Exercise prompt:
Your task is to transcribe all of the records exactly and leave out the pictures.

Material for this exercise:

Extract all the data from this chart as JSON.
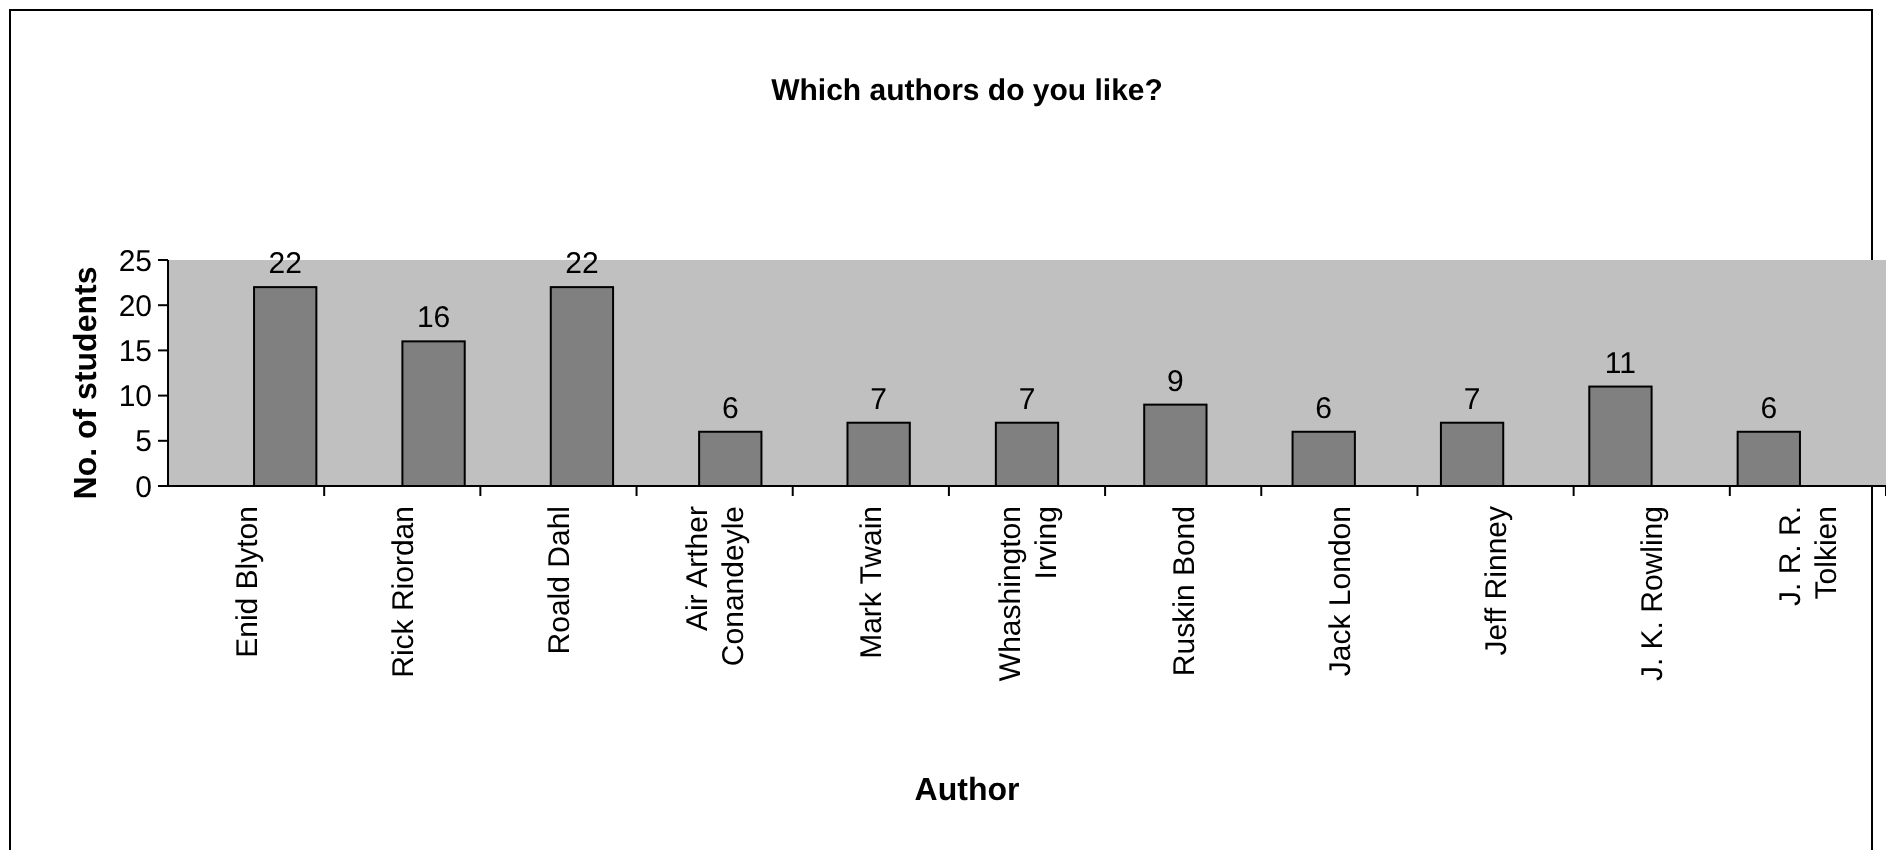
{
  "chart_data": {
    "type": "bar",
    "title": "Which authors do you like?",
    "xlabel": "Author",
    "ylabel": "No. of students",
    "categories": [
      "Enid Blyton",
      "Rick Riordan",
      "Roald Dahl",
      "Air Arther Conandeyle",
      "Mark Twain",
      "Whashington Irving",
      "Ruskin Bond",
      "Jack London",
      "Jeff Rinney",
      "J. K. Rowling",
      "J. R. R. Tolkien"
    ],
    "values": [
      22,
      16,
      22,
      6,
      7,
      7,
      9,
      6,
      7,
      11,
      6
    ],
    "color": "#808080",
    "data_labels": true,
    "ylim": [
      0,
      25
    ],
    "yticks": [
      0,
      5,
      10,
      15,
      20,
      25
    ],
    "grid": false
  }
}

Exercise answer:
Extract all the data from this chart as JSON.
{
  "chart_data": {
    "type": "bar",
    "title": "Which authors do you like?",
    "xlabel": "Author",
    "ylabel": "No. of students",
    "categories": [
      "Enid Blyton",
      "Rick Riordan",
      "Roald Dahl",
      "Air Arther Conandeyle",
      "Mark Twain",
      "Whashington Irving",
      "Ruskin Bond",
      "Jack London",
      "Jeff Rinney",
      "J. K. Rowling",
      "J. R. R. Tolkien"
    ],
    "values": [
      22,
      16,
      22,
      6,
      7,
      7,
      9,
      6,
      7,
      11,
      6
    ],
    "color": "#808080",
    "data_labels": true,
    "ylim": [
      0,
      25
    ],
    "yticks": [
      0,
      5,
      10,
      15,
      20,
      25
    ],
    "grid": false
  }
}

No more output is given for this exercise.